:: Texte fourni

Antoine Basbous est politologue, directeur de l’Observatoire des pays arabes et associé chez Forward Global.

Négocier avec un adversaire désarmé en pointant un pistolet sur sa tempe, c’est l’inviter à une reddition sans conditions. Il semble que nous assistions à ce scénario entre Donald Trump et le régime des mollahs iraniens. En 2018, Trump avait déchiré l’accord international sur le nucléaire iranien approuvé par son prédécesseur, puis fait exécuter en 2020 le général Qassem Soleimani, architecte de l’expansion régionale de l’Iran et concepteur de son «axe de la résistance» chargé d’étrangler Israël et qui a culminé avec l’attaque du 7 octobre 2023. Désormais, avec des bombardiers furtifs B2 déployés à Diego Garcia et deux porte-avions dépêchés sur zone, Trump ne laissera plus à l’Iran l’opportunité de ruser pour gagner du temps et attendre l’arrivée d’un successeur plus clément à la Maison Blanche. Le régime de Téhéran est sommé de choisir entre la soumission et la destruction.

Après l’attaque terroriste du 7 Octobre, Israël a brisé les reins du Hamas, éliminé ses dirigeants, jusqu’à son chef Haniyeh assassiné à Téhéran même, décapité les chefs politiques et militaires du Hezbollah et créé les conditions du renversement du régime d’Assad en Syrie. Il a aussi ouvert le ciel iranien en détruisant ses radars et ses défenses aériennes. Malgré les fanfaronnades de ses dirigeants politiques et militaires, l’Iran se retrouve ainsi très vulnérable, notamment pour ses infrastructures et son coûteux programme nucléaire menacés d’anéantissement, comme en leur temps les programmes irakien et syrien, détruits en 1981 et 2006. Ayant tiré les leçons de l’anéantissement «facile» de ces installations, l’Iran a dispersé et enterré sous des montagnes les différents éléments de son programme nucléaire pour le rendre inviolable.

Aux revers stratégiques infligés aux relais régionaux de l’Iran depuis le 7 Octobre, s’ajoute une situation économique intérieure désespérée due au millefeuille de sanctions qui frappe la République islamique depuis sa création en 1979 et qui prive son peuple de bien-être au nom de la lutte contre les États-Unis et Israël et du soutien à la cause palestinienne. Aujourd’hui, le régime est acculé : s’il reste fidèle à son ADN, il se condamne à une chute brutale, tel Assad en Syrie ; or s’il transige avec le «grand Satan» américain, il perd son âme, sa raison d’être et toute sa légitimité.

::::
:: Extrait source

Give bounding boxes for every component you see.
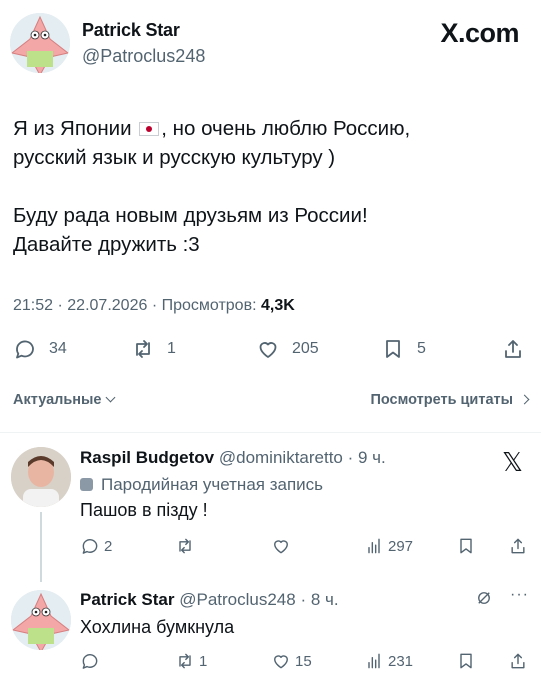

::::

- _Consignes_:
1. Veuillez citer le passage du texte sur l'Iran qui commence par « Aux revers stratégiques » et se termine par « toute sa légitimité. ».
2. D'après le texte sur l'Iran, où les bombardiers furtifs B2 sont-ils déployés ?

- _Résultats par tâche_:
1.
Aux revers stratégiques infligés aux relais régionaux de l’Iran depuis le 7 Octobre, s’ajoute une situation économique intérieure désespérée due au millefeuille de sanctions qui frappe la République islamique depuis sa création en 1979 et qui prive son peuple de bien-être au nom de la lutte contre les États-Unis et Israël et du soutien à la cause palestinienne. Aujourd’hui, le régime est acculé : s’il reste fidèle à son ADN, il se condamne à une chute brutale, tel Assad en Syrie ; or s’il transige avec le «grand Satan» américain, il perd son âme, sa raison d’être et toute sa légitimité.

2. À Diego Garcia.